Entries with figure data:
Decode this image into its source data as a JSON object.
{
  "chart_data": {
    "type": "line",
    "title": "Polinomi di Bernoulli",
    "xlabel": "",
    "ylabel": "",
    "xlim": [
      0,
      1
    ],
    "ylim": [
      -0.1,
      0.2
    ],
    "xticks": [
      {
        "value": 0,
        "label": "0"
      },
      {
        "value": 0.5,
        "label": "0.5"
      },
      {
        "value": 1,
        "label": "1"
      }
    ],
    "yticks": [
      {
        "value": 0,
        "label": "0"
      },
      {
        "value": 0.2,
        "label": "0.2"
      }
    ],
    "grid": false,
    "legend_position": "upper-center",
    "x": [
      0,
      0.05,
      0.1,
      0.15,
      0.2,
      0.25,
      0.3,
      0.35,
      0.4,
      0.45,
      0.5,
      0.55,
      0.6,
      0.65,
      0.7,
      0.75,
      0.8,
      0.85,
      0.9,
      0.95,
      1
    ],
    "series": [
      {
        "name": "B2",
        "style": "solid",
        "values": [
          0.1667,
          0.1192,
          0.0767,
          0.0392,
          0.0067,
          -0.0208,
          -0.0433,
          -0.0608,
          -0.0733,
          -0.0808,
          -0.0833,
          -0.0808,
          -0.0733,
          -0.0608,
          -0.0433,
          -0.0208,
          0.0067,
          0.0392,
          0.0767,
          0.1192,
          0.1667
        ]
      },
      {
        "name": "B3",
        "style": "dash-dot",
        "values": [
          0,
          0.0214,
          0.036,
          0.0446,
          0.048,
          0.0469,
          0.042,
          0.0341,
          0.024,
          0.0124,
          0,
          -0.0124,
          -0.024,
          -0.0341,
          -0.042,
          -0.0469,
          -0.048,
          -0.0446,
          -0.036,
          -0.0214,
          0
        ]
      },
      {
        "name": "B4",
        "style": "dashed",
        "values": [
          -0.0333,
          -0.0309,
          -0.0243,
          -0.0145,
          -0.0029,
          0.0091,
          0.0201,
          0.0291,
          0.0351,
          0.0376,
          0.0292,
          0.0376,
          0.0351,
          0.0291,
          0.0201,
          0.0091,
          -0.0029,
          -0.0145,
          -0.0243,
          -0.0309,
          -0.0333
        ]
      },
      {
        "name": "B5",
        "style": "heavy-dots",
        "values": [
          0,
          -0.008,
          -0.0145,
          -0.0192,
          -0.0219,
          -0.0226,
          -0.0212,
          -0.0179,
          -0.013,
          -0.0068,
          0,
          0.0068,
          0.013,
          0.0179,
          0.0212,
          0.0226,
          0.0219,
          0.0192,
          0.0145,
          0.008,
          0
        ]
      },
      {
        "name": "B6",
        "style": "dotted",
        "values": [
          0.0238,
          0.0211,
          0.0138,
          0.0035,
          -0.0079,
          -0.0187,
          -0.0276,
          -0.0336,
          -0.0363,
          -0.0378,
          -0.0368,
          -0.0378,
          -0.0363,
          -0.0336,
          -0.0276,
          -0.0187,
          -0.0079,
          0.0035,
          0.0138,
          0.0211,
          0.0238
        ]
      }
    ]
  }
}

Goal:
Check each line above for the word "name" and copy the ones that have it.

Exercise output:
        "name": "B2",
        "name": "B3",
        "name": "B4",
        "name": "B5",
        "name": "B6",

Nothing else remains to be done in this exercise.